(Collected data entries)

------------------------

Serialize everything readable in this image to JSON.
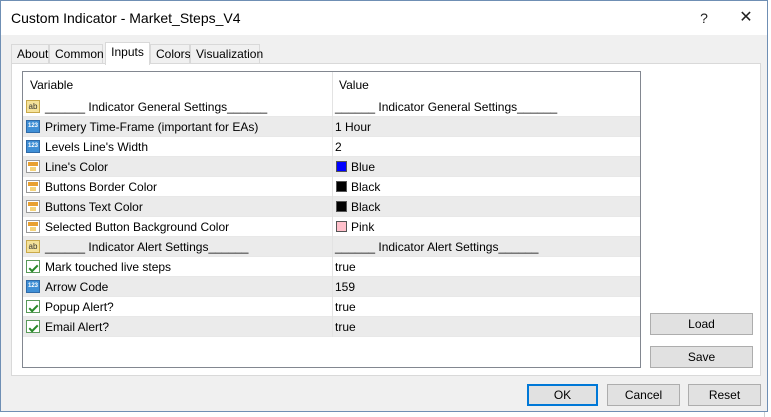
{
  "window": {
    "title": "Custom Indicator - Market_Steps_V4"
  },
  "titlebar": {
    "help": "?",
    "close": "✕"
  },
  "tabs": [
    "About",
    "Common",
    "Inputs",
    "Colors",
    "Visualization"
  ],
  "active_tab": "Inputs",
  "grid": {
    "columns": {
      "variable": "Variable",
      "value": "Value"
    },
    "rows": [
      {
        "type": "ab",
        "name": "______ Indicator General Settings______",
        "value": "______ Indicator General Settings______"
      },
      {
        "type": "123",
        "name": "Primery Time-Frame (important for EAs)",
        "value": "1 Hour"
      },
      {
        "type": "123",
        "name": "Levels Line's Width",
        "value": "2"
      },
      {
        "type": "color",
        "name": "Line's Color",
        "value": "Blue",
        "swatch": "#0000ff"
      },
      {
        "type": "color",
        "name": "Buttons Border Color",
        "value": "Black",
        "swatch": "#000000"
      },
      {
        "type": "color",
        "name": "Buttons Text Color",
        "value": "Black",
        "swatch": "#000000"
      },
      {
        "type": "color",
        "name": "Selected Button Background Color",
        "value": "Pink",
        "swatch": "#ffc0cb"
      },
      {
        "type": "ab",
        "name": "______ Indicator Alert Settings______",
        "value": "______ Indicator Alert Settings______"
      },
      {
        "type": "bool",
        "name": "Mark touched live steps",
        "value": "true"
      },
      {
        "type": "123",
        "name": "Arrow Code",
        "value": "159"
      },
      {
        "type": "bool",
        "name": "Popup Alert?",
        "value": "true"
      },
      {
        "type": "bool",
        "name": "Email Alert?",
        "value": "true"
      }
    ]
  },
  "buttons": {
    "load": "Load",
    "save": "Save",
    "ok": "OK",
    "cancel": "Cancel",
    "reset": "Reset"
  },
  "icons": {
    "ab": "ab",
    "123": "123"
  }
}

------------------------

WHAT TO PRODUCE: Repeat each record exactly, with the pictures left out.

EXPECTED OUTPUT:
Serialize everything readable in this image to JSON.
{
  "window": {
    "title": "Custom Indicator - Market_Steps_V4"
  },
  "titlebar": {
    "help": "?",
    "close": "✕"
  },
  "tabs": [
    "About",
    "Common",
    "Inputs",
    "Colors",
    "Visualization"
  ],
  "active_tab": "Inputs",
  "grid": {
    "columns": {
      "variable": "Variable",
      "value": "Value"
    },
    "rows": [
      {
        "type": "ab",
        "name": "______ Indicator General Settings______",
        "value": "______ Indicator General Settings______"
      },
      {
        "type": "123",
        "name": "Primery Time-Frame (important for EAs)",
        "value": "1 Hour"
      },
      {
        "type": "123",
        "name": "Levels Line's Width",
        "value": "2"
      },
      {
        "type": "color",
        "name": "Line's Color",
        "value": "Blue",
        "swatch": "#0000ff"
      },
      {
        "type": "color",
        "name": "Buttons Border Color",
        "value": "Black",
        "swatch": "#000000"
      },
      {
        "type": "color",
        "name": "Buttons Text Color",
        "value": "Black",
        "swatch": "#000000"
      },
      {
        "type": "color",
        "name": "Selected Button Background Color",
        "value": "Pink",
        "swatch": "#ffc0cb"
      },
      {
        "type": "ab",
        "name": "______ Indicator Alert Settings______",
        "value": "______ Indicator Alert Settings______"
      },
      {
        "type": "bool",
        "name": "Mark touched live steps",
        "value": "true"
      },
      {
        "type": "123",
        "name": "Arrow Code",
        "value": "159"
      },
      {
        "type": "bool",
        "name": "Popup Alert?",
        "value": "true"
      },
      {
        "type": "bool",
        "name": "Email Alert?",
        "value": "true"
      }
    ]
  },
  "buttons": {
    "load": "Load",
    "save": "Save",
    "ok": "OK",
    "cancel": "Cancel",
    "reset": "Reset"
  },
  "icons": {
    "ab": "ab",
    "123": "123"
  }
}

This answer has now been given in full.